# WRITTEN INSTRUCTION:
Pictures do not belong in the copy. Return all of the entries exactly.

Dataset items
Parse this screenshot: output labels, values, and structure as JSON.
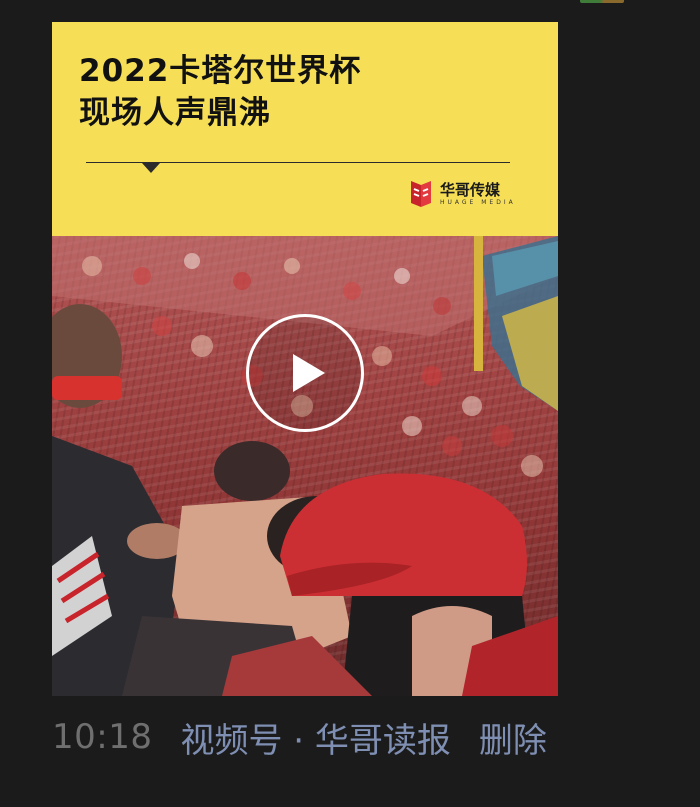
{
  "post": {
    "card": {
      "title_line1": "2022卡塔尔世界杯",
      "title_line2": "现场人声鼎沸",
      "brand_name": "华哥传媒",
      "brand_subtitle": "HUAGE MEDIA",
      "brand_color": "#c8242b",
      "header_color": "#f6df56"
    },
    "video": {
      "play_icon": "play-icon"
    },
    "meta": {
      "time": "10:18",
      "channel": "视频号 · 华哥读报",
      "delete_label": "删除",
      "link_color": "#7f8fb3",
      "time_color": "#6f6f6f"
    }
  }
}
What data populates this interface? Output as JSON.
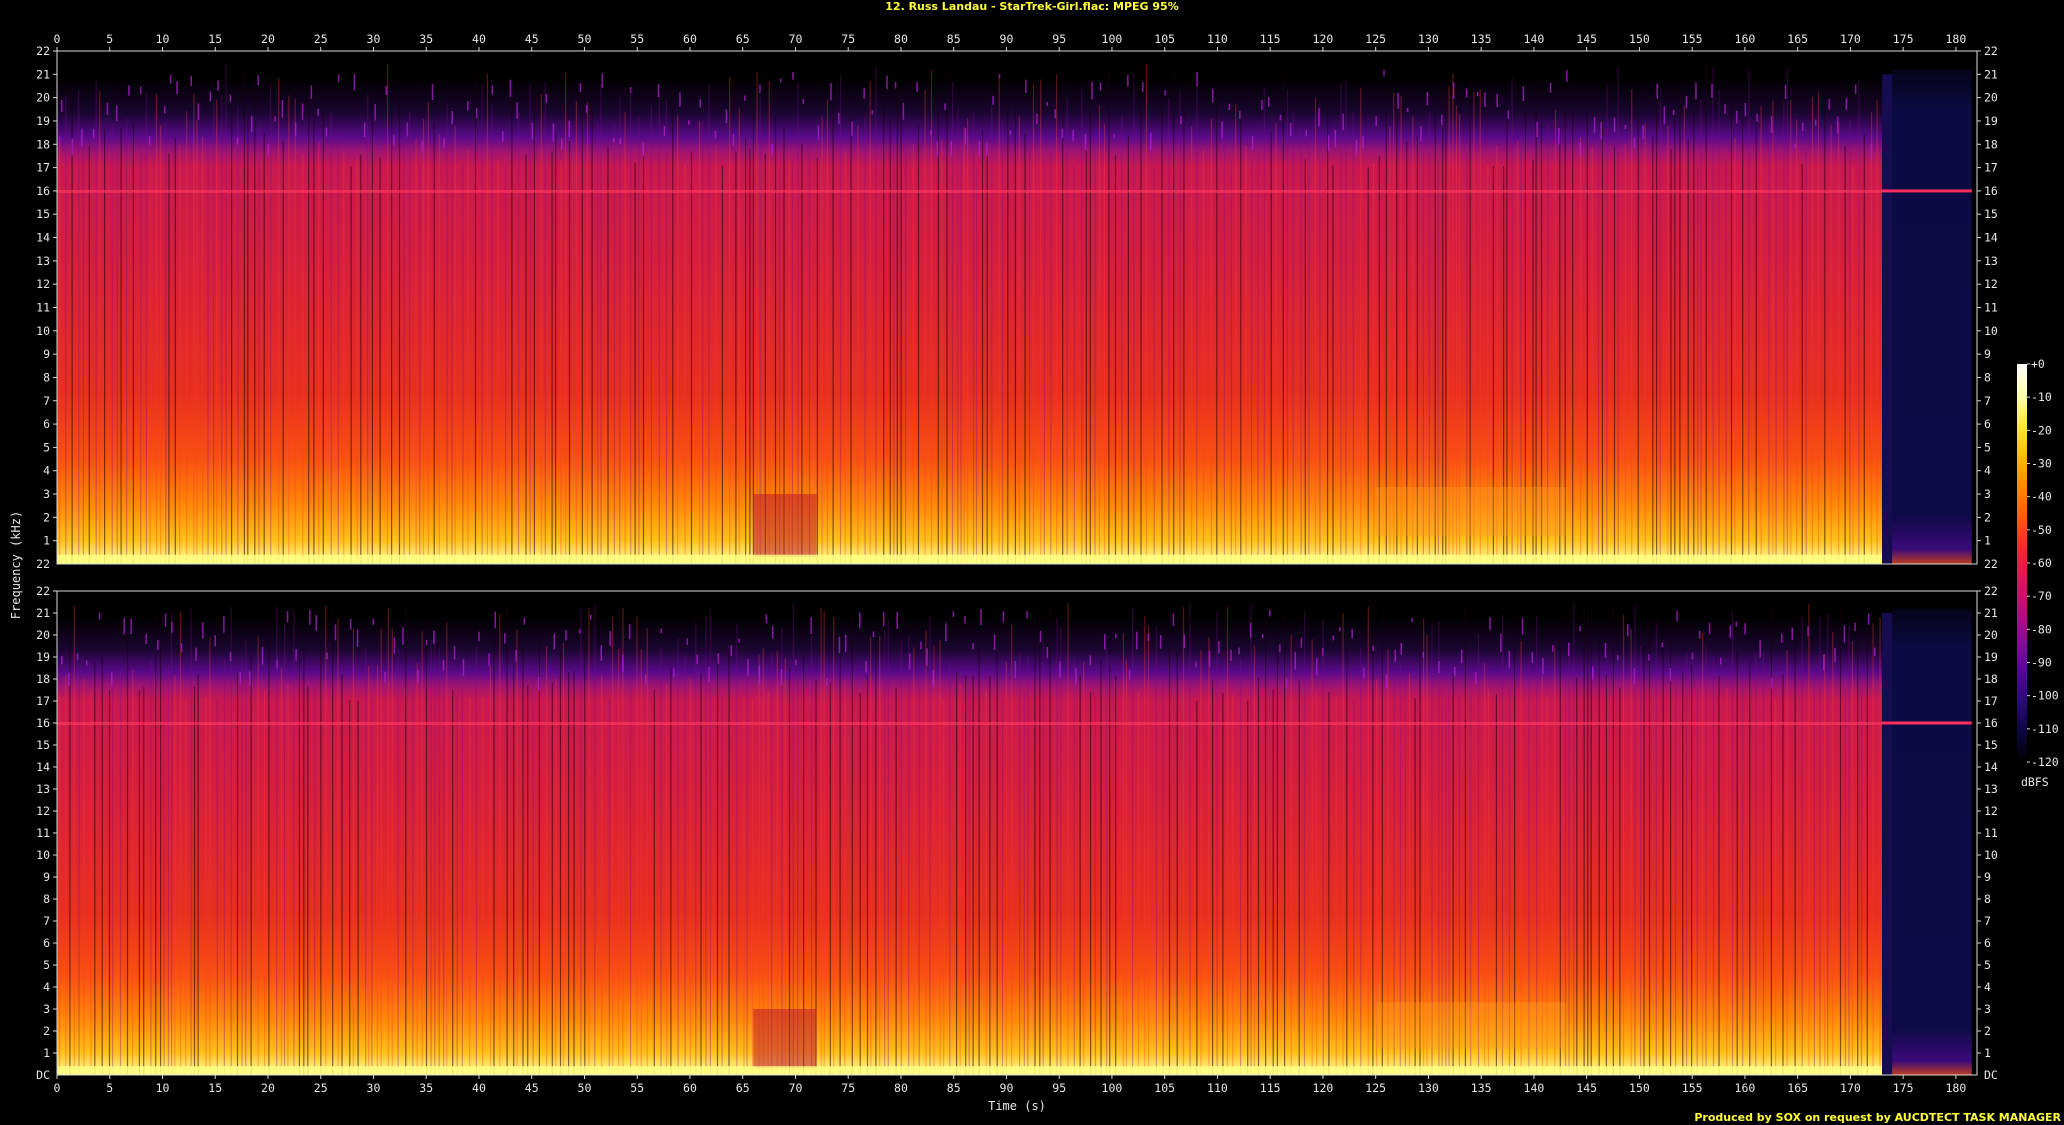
{
  "header": {
    "title": "12. Russ Landau - StarTrek-Girl.flac: MPEG 95%"
  },
  "footer": {
    "credit": "Produced by SOX on request by AUCDTECT TASK MANAGER"
  },
  "chart_data": {
    "type": "heatmap",
    "title": "12. Russ Landau - StarTrek-Girl.flac: MPEG 95%",
    "xlabel": "Time (s)",
    "ylabel": "Frequency (kHz)",
    "xlim": [
      0,
      182
    ],
    "ylim": [
      0,
      22
    ],
    "x_ticks": [
      0,
      5,
      10,
      15,
      20,
      25,
      30,
      35,
      40,
      45,
      50,
      55,
      60,
      65,
      70,
      75,
      80,
      85,
      90,
      95,
      100,
      105,
      110,
      115,
      120,
      125,
      130,
      135,
      140,
      145,
      150,
      155,
      160,
      165,
      170,
      175,
      180
    ],
    "y_ticks": [
      1,
      2,
      3,
      4,
      5,
      6,
      7,
      8,
      9,
      10,
      11,
      12,
      13,
      14,
      15,
      16,
      17,
      18,
      19,
      20,
      21,
      22
    ],
    "y_bottom_label_top_panel": "22",
    "y_bottom_label_bottom_panel": "DC",
    "channels": 2,
    "audio_end_s": 173,
    "lowpass_khz": 16,
    "colorbar": {
      "label": "dBFS",
      "ticks": [
        "+0",
        "-10",
        "-20",
        "-30",
        "-40",
        "-50",
        "-60",
        "-70",
        "-80",
        "-90",
        "-100",
        "-110",
        "-120"
      ],
      "range": [
        -120,
        0
      ],
      "colors": [
        "#000000",
        "#0c0540",
        "#2a0a78",
        "#58069a",
        "#8c0a9a",
        "#b8107a",
        "#d8185a",
        "#f02a2a",
        "#ff5a10",
        "#ff8a00",
        "#ffbb10",
        "#ffe840",
        "#ffffb0",
        "#ffffff"
      ]
    },
    "background_tail_color": "#0c0a42",
    "text_color": "#ffff3a",
    "grid": false
  }
}
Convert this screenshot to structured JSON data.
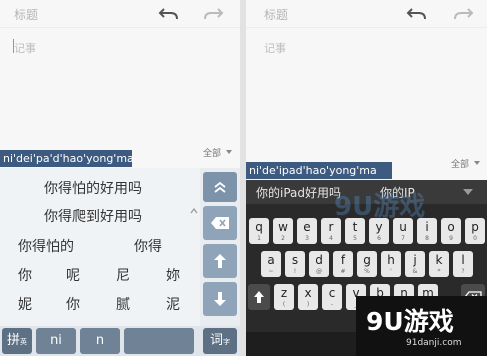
{
  "left": {
    "title_placeholder": "标题",
    "note_placeholder": "记事",
    "all_label": "全部",
    "pinyin": "ni'dei'pa'd'hao'yong'ma",
    "candidates": [
      "你得怕的好用吗",
      "你得爬到好用吗",
      "你得怕的",
      "你得"
    ],
    "single_chars": [
      "你",
      "呢",
      "尼",
      "妳",
      "妮",
      "你",
      "腻",
      "泥"
    ],
    "bottom": {
      "mode_label": "拼",
      "mode_sub": "英",
      "syllable_1": "ni",
      "syllable_2": "n",
      "phrase_label": "词",
      "phrase_sub": "字"
    },
    "icons": {
      "undo": "undo-icon",
      "redo": "redo-icon",
      "expand": "expand-icon",
      "delete": "backspace-icon",
      "up": "arrow-up-icon",
      "down": "arrow-down-icon"
    }
  },
  "right": {
    "title_placeholder": "标题",
    "note_placeholder": "记事",
    "all_label": "全部",
    "pinyin": "ni'de'ipad'hao'yong'ma",
    "candidates": [
      "你的iPad好用吗",
      "你的IP"
    ],
    "rows": {
      "row1": [
        "q",
        "w",
        "e",
        "r",
        "t",
        "y",
        "u",
        "i",
        "o",
        "p"
      ],
      "row1_sub": [
        "1",
        "2",
        "3",
        "4",
        "5",
        "6",
        "7",
        "8",
        "9",
        "0"
      ],
      "row2": [
        "a",
        "s",
        "d",
        "f",
        "g",
        "h",
        "j",
        "k",
        "l"
      ],
      "row2_sub": [
        "~",
        "!",
        "@",
        "#",
        "%",
        "'",
        "&",
        "*",
        "?"
      ],
      "row3": [
        "z",
        "x",
        "c",
        "v",
        "b",
        "n",
        "m"
      ],
      "row3_sub": [
        "(",
        ")",
        "-",
        "_",
        ":",
        ";",
        "/"
      ]
    },
    "icons": {
      "shift": "shift-icon",
      "delete": "backspace-icon",
      "collapse": "caret-down-icon"
    }
  },
  "watermark": {
    "logo": "9U游戏",
    "site": "91danji.com",
    "center_text": "9U游戏"
  },
  "colors": {
    "pinyin_bar": "#3d5a80",
    "left_side_keys": "#8fa4b8",
    "cursor": "#7ab34a"
  }
}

# FINISHED ANSWER:
Parse this screenshot: output labels, values, and structure as JSON.
{
  "post": {
    "card": {
      "title_line1": "2022卡塔尔世界杯",
      "title_line2": "现场人声鼎沸",
      "brand_name": "华哥传媒",
      "brand_subtitle": "HUAGE MEDIA",
      "brand_color": "#c8242b",
      "header_color": "#f6df56"
    },
    "video": {
      "play_icon": "play-icon"
    },
    "meta": {
      "time": "10:18",
      "channel": "视频号 · 华哥读报",
      "delete_label": "删除",
      "link_color": "#7f8fb3",
      "time_color": "#6f6f6f"
    }
  }
}
What data populates this interface? Output as JSON.
{
  "header": {
    "title": "12. Russ Landau - StarTrek-Girl.flac: MPEG 95%"
  },
  "footer": {
    "credit": "Produced by SOX on request by AUCDTECT TASK MANAGER"
  },
  "chart_data": {
    "type": "heatmap",
    "title": "12. Russ Landau - StarTrek-Girl.flac: MPEG 95%",
    "xlabel": "Time (s)",
    "ylabel": "Frequency (kHz)",
    "xlim": [
      0,
      182
    ],
    "ylim": [
      0,
      22
    ],
    "x_ticks": [
      0,
      5,
      10,
      15,
      20,
      25,
      30,
      35,
      40,
      45,
      50,
      55,
      60,
      65,
      70,
      75,
      80,
      85,
      90,
      95,
      100,
      105,
      110,
      115,
      120,
      125,
      130,
      135,
      140,
      145,
      150,
      155,
      160,
      165,
      170,
      175,
      180
    ],
    "y_ticks": [
      1,
      2,
      3,
      4,
      5,
      6,
      7,
      8,
      9,
      10,
      11,
      12,
      13,
      14,
      15,
      16,
      17,
      18,
      19,
      20,
      21,
      22
    ],
    "y_bottom_label_top_panel": "22",
    "y_bottom_label_bottom_panel": "DC",
    "channels": 2,
    "audio_end_s": 173,
    "lowpass_khz": 16,
    "colorbar": {
      "label": "dBFS",
      "ticks": [
        "+0",
        "-10",
        "-20",
        "-30",
        "-40",
        "-50",
        "-60",
        "-70",
        "-80",
        "-90",
        "-100",
        "-110",
        "-120"
      ],
      "range": [
        -120,
        0
      ],
      "colors": [
        "#000000",
        "#0c0540",
        "#2a0a78",
        "#58069a",
        "#8c0a9a",
        "#b8107a",
        "#d8185a",
        "#f02a2a",
        "#ff5a10",
        "#ff8a00",
        "#ffbb10",
        "#ffe840",
        "#ffffb0",
        "#ffffff"
      ]
    },
    "background_tail_color": "#0c0a42",
    "text_color": "#ffff3a",
    "grid": false
  }
}
Convert this screenshot to structured JSON data.
{
  "left": {
    "title_placeholder": "标题",
    "note_placeholder": "记事",
    "all_label": "全部",
    "pinyin": "ni'dei'pa'd'hao'yong'ma",
    "candidates": [
      "你得怕的好用吗",
      "你得爬到好用吗",
      "你得怕的",
      "你得"
    ],
    "single_chars": [
      "你",
      "呢",
      "尼",
      "妳",
      "妮",
      "你",
      "腻",
      "泥"
    ],
    "bottom": {
      "mode_label": "拼",
      "mode_sub": "英",
      "syllable_1": "ni",
      "syllable_2": "n",
      "phrase_label": "词",
      "phrase_sub": "字"
    },
    "icons": {
      "undo": "undo-icon",
      "redo": "redo-icon",
      "expand": "expand-icon",
      "delete": "backspace-icon",
      "up": "arrow-up-icon",
      "down": "arrow-down-icon"
    }
  },
  "right": {
    "title_placeholder": "标题",
    "note_placeholder": "记事",
    "all_label": "全部",
    "pinyin": "ni'de'ipad'hao'yong'ma",
    "candidates": [
      "你的iPad好用吗",
      "你的IP"
    ],
    "rows": {
      "row1": [
        "q",
        "w",
        "e",
        "r",
        "t",
        "y",
        "u",
        "i",
        "o",
        "p"
      ],
      "row1_sub": [
        "1",
        "2",
        "3",
        "4",
        "5",
        "6",
        "7",
        "8",
        "9",
        "0"
      ],
      "row2": [
        "a",
        "s",
        "d",
        "f",
        "g",
        "h",
        "j",
        "k",
        "l"
      ],
      "row2_sub": [
        "~",
        "!",
        "@",
        "#",
        "%",
        "'",
        "&",
        "*",
        "?"
      ],
      "row3": [
        "z",
        "x",
        "c",
        "v",
        "b",
        "n",
        "m"
      ],
      "row3_sub": [
        "(",
        ")",
        "-",
        "_",
        ":",
        ";",
        "/"
      ]
    },
    "icons": {
      "shift": "shift-icon",
      "delete": "backspace-icon",
      "collapse": "caret-down-icon"
    }
  },
  "watermark": {
    "logo": "9U游戏",
    "site": "91danji.com",
    "center_text": "9U游戏"
  },
  "colors": {
    "pinyin_bar": "#3d5a80",
    "left_side_keys": "#8fa4b8",
    "cursor": "#7ab34a"
  }
}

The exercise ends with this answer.